(Text block)
------------------------------------------------
At the June 10 Tony Awards ceremony, to be broadcast on CBS, Tony voters can rectify that for Menken, who says he’s “thrilled” to receive a 2012 nomination for Best Original Score for "Newsies.” The musical is the Broadway adaptation of the 1992 movie that he scored, but the award-winning composer says he didn’t figure the movie would amount to much more beyond the theatrical release.
“None of us anticipated we’d ever see any further version of ‘Newsies’ being done,” says Menken, 62. “But there was this generation of kids who adopted this movie. There was a passionate, secret love of so many kids who are now grown to be adults.”
“Newsies” represents Menken’s fourth Tony nomination. He also received Best Original Score nods for “Beauty and the Beast” in 1994, “The Little Mermaid” in 2008 and “Sister Act” in 2011.
Even if he returns to northern Westchester, where he now lives, without a Tony following this weekend’s ceremony, Menken says he’s “grateful and so happy” for his success. After all, those 19 Academy Award nominations and eight Oscar trophies were no accident. Asked if it’s surreal to hold the record for most Oscars among living recipients, Menken laughs, admits it is with little more than a “yeah” and awaits the next question.
Much like it was for “Beauty and the Beast” and “The Little Mermaid” — for which he won two Oscars apiece — Menken’s task with “Newsies” was modifying his original cinematic score to the Broadway stage.
“Whether it’s songs for a musical movie or a stage musical, the craft is the same: You have to push the story forward through song,” he says. “You have to keep the audience engaged. You have to come up with an interesting musical conceit to enlist people in it and attach people in a way that has them intrigued.”
Menken also has a connection to another 2012 Tony category — he wrote the score for “Leap of Faith,” which is nominated for Best Musical.
------------------------------------------------
(Written problem 1)
In the text about Menken's Tony nomination, in what year was the movie "Newsies" released?
(Written problem 2)
In the text about Menken's Tony nomination, write out everything from "At the June" down to "the theatrical release.", replacing "CBS" with "NBC".
The records aren't needed for any of this.
------------------------------------------------
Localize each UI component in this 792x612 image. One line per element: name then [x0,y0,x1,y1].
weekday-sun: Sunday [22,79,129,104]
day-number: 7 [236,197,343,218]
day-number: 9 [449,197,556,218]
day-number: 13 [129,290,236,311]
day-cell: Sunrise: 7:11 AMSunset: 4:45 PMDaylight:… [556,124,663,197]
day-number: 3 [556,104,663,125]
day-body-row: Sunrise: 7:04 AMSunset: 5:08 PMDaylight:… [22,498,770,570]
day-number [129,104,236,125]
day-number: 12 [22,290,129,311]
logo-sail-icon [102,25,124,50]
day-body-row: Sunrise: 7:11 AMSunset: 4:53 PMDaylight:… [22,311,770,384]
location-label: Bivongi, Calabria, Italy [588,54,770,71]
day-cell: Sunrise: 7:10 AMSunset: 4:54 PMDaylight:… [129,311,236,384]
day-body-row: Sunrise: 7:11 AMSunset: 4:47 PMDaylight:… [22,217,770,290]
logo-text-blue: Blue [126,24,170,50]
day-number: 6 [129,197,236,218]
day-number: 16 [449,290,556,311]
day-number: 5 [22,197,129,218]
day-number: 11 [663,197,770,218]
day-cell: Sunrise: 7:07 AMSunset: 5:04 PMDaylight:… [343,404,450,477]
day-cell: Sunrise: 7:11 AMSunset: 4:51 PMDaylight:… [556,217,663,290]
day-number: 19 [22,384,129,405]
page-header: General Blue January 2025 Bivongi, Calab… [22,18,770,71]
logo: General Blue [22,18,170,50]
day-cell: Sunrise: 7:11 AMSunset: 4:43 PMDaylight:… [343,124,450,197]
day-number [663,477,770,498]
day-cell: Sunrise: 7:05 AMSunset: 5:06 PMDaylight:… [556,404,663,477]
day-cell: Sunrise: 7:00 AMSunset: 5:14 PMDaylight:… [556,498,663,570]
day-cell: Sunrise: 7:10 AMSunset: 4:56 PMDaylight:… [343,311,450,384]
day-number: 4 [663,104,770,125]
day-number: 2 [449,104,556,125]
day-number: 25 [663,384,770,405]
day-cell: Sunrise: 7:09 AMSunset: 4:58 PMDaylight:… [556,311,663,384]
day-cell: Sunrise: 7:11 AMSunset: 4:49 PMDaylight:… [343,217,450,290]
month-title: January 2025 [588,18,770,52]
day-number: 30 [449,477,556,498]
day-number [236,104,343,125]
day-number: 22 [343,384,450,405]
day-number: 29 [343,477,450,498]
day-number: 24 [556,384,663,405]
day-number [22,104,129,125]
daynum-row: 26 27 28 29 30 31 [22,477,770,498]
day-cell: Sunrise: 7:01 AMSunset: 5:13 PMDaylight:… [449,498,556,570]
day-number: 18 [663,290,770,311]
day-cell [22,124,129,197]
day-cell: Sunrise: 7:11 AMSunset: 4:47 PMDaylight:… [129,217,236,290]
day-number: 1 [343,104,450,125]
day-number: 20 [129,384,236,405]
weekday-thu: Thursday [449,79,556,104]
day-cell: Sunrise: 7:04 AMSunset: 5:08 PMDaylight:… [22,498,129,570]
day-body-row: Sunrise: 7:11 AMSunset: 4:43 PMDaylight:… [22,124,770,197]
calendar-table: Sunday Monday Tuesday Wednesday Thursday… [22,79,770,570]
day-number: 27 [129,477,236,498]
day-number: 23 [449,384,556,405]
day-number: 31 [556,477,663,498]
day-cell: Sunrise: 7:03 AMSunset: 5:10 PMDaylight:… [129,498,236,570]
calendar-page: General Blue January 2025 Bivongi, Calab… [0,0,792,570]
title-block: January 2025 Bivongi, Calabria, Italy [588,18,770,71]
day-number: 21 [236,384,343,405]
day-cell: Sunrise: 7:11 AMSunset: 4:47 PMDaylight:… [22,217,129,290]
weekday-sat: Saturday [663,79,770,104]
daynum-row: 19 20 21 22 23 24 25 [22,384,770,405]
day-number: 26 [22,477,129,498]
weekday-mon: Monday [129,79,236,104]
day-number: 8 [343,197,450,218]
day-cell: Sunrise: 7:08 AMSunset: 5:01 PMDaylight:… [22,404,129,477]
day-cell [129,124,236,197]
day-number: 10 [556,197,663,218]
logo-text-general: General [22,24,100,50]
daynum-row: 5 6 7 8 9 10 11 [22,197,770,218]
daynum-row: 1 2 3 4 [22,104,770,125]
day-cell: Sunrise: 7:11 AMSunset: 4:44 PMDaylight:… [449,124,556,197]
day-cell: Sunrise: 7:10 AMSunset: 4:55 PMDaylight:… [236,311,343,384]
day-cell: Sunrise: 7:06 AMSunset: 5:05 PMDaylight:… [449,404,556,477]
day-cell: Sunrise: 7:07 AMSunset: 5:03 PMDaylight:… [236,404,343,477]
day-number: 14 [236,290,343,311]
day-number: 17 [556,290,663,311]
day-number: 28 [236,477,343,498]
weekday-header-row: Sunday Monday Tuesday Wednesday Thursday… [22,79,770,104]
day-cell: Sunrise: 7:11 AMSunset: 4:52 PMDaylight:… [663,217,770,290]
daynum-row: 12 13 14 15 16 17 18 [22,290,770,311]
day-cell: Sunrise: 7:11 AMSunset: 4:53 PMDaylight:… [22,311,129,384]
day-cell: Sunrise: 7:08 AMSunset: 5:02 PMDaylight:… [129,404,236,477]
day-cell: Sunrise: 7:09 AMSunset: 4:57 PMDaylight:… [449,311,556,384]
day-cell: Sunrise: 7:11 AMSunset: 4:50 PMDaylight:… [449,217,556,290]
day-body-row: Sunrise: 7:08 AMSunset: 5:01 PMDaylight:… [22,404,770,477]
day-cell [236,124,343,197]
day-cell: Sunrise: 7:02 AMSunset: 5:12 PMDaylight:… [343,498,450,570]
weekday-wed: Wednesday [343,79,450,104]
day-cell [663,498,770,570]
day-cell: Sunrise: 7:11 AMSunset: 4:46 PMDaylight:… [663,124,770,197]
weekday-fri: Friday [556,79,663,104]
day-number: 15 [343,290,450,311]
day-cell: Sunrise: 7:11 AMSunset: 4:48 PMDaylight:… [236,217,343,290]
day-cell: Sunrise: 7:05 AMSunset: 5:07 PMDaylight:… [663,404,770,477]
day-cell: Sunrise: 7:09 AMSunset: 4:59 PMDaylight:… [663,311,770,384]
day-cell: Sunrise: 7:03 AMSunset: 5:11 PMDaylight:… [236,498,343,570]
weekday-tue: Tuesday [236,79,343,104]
------------------------------------------------
(Full answer 1)
1992

(Full answer 2)
At the June 10 Tony Awards ceremony, to be broadcast on NBC, Tony voters can rectify that for Menken, who says he’s “thrilled” to receive a 2012 nomination for Best Original Score for "Newsies.” The musical is the Broadway adaptation of the 1992 movie that he scored, but the award-winning composer says he didn’t figure the movie would amount to much more beyond the theatrical release.